Dataset records
────────────────

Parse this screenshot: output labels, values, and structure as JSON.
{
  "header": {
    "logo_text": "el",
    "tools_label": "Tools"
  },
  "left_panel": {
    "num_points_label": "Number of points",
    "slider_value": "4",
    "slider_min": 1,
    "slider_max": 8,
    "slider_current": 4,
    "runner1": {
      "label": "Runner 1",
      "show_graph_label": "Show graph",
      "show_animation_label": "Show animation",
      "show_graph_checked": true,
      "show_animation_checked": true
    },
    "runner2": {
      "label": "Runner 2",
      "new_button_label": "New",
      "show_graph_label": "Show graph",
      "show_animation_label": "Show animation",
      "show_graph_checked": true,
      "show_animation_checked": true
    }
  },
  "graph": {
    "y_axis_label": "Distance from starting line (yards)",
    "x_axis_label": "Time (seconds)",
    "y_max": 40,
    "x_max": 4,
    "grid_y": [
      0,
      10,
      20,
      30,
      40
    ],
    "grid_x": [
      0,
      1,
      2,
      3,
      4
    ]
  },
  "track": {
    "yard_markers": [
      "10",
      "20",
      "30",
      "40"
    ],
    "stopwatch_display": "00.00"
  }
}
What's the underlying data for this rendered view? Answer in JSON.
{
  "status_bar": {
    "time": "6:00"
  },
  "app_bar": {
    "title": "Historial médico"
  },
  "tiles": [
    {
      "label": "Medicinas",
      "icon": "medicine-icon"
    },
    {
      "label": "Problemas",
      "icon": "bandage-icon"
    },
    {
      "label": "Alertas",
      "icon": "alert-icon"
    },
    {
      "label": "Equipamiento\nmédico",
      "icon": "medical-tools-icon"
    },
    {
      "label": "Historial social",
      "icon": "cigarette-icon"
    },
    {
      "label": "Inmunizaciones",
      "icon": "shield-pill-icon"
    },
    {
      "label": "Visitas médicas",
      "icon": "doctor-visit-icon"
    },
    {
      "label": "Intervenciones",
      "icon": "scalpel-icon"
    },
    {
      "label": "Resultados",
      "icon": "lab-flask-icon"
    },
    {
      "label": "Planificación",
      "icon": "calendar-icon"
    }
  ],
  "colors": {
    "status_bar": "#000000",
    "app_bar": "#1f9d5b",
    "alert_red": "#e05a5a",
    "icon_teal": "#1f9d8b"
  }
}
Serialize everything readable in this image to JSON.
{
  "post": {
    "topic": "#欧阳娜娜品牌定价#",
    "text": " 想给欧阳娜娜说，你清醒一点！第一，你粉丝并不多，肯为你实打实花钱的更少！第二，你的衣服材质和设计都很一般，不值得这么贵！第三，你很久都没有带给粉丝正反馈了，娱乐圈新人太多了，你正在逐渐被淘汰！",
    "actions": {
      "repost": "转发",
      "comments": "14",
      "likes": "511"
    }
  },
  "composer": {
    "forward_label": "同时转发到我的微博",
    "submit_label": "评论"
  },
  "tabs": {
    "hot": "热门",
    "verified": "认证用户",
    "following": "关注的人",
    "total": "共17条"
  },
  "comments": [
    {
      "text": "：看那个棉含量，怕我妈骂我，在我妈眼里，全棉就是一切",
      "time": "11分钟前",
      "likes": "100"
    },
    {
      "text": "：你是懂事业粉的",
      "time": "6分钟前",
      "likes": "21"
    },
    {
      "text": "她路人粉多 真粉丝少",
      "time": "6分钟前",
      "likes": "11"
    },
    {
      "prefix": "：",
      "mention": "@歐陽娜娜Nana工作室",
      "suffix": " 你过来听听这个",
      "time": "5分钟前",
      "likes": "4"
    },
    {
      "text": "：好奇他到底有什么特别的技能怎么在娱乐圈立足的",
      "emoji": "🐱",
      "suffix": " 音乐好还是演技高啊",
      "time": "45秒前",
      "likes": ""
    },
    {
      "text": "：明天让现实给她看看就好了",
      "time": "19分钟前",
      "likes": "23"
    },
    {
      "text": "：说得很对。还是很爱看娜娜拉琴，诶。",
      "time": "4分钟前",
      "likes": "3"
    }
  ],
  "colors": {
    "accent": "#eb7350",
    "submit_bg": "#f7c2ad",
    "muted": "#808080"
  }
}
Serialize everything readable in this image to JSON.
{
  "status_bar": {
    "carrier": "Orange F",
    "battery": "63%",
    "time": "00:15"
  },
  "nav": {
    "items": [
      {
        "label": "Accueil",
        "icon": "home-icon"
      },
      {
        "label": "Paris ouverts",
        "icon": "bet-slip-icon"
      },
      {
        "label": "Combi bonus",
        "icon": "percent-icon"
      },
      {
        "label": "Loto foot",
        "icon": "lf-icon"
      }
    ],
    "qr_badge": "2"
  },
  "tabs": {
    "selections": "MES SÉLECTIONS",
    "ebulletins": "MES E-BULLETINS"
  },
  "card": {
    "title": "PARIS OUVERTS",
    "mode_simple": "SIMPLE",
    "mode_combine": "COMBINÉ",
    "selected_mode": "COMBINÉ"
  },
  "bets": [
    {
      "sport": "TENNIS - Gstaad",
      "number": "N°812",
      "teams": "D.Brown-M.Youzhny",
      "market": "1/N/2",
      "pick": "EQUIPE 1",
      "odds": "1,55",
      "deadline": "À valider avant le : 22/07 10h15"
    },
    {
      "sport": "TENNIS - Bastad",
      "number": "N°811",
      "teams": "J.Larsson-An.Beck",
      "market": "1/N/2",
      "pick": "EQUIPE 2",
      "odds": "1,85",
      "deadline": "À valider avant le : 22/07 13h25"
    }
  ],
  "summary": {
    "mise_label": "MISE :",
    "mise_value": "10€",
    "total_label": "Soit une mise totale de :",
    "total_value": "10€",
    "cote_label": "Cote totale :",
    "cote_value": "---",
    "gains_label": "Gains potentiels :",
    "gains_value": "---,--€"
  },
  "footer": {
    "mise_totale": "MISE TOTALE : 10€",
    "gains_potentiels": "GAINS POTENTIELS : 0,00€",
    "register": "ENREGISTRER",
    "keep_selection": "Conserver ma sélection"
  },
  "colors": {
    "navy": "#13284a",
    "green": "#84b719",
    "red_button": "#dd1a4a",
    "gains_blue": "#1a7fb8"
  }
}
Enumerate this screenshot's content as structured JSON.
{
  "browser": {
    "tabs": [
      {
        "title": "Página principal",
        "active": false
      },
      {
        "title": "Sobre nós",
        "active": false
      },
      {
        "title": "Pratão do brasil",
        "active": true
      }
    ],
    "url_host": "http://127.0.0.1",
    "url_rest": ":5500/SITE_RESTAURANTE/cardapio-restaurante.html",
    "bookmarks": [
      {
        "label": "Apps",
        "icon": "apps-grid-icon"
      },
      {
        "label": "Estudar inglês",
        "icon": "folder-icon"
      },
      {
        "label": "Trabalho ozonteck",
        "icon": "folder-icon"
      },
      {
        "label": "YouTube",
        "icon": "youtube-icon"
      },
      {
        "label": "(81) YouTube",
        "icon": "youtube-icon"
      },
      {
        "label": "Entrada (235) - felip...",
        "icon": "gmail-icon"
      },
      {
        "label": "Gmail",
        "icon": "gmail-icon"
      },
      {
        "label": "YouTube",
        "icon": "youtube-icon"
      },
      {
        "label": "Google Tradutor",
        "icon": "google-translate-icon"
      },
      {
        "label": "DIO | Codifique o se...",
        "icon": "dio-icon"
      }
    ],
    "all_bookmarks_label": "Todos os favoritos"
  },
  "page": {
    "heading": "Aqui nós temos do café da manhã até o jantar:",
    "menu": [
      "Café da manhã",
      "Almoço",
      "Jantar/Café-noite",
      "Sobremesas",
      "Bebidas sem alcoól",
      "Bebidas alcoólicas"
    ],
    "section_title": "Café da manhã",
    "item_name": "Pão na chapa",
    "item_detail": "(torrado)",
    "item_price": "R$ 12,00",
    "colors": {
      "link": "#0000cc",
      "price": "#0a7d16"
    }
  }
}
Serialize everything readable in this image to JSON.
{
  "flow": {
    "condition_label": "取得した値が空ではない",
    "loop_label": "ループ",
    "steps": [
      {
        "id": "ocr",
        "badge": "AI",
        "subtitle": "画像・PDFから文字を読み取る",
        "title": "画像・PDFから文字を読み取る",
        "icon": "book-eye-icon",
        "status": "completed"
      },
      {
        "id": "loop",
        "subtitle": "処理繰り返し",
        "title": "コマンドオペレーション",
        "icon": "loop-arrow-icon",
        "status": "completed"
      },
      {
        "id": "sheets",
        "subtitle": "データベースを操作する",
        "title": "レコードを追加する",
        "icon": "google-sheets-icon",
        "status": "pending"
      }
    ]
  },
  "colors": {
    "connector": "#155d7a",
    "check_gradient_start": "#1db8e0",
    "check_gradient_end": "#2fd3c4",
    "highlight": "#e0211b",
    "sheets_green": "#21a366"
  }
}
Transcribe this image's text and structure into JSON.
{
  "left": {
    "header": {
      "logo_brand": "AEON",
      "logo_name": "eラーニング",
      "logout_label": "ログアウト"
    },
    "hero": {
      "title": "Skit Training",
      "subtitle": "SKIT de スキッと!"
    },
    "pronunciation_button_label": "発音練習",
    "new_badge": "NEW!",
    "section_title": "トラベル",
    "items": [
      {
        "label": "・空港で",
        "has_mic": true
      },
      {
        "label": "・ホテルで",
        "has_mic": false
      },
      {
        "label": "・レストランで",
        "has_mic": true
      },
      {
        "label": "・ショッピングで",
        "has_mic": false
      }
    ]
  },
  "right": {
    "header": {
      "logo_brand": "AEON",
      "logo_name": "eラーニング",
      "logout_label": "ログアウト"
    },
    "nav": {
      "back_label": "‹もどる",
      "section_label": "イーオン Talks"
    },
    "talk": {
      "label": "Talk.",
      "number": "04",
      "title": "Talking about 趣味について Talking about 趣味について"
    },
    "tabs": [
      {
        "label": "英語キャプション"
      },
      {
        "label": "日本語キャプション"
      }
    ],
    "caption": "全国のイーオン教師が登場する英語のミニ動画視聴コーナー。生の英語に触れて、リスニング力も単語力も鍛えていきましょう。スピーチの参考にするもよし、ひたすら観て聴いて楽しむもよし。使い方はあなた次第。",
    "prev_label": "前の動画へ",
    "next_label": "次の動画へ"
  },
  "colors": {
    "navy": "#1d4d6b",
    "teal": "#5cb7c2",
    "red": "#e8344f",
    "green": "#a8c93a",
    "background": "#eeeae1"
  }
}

────────────────

Brief – Copy each line above containing the string "likes".

Answer in full –
      "likes": "511"
      "likes": "100"
      "likes": "21"
      "likes": "11"
      "likes": "4"
      "likes": ""
      "likes": "23"
      "likes": "3"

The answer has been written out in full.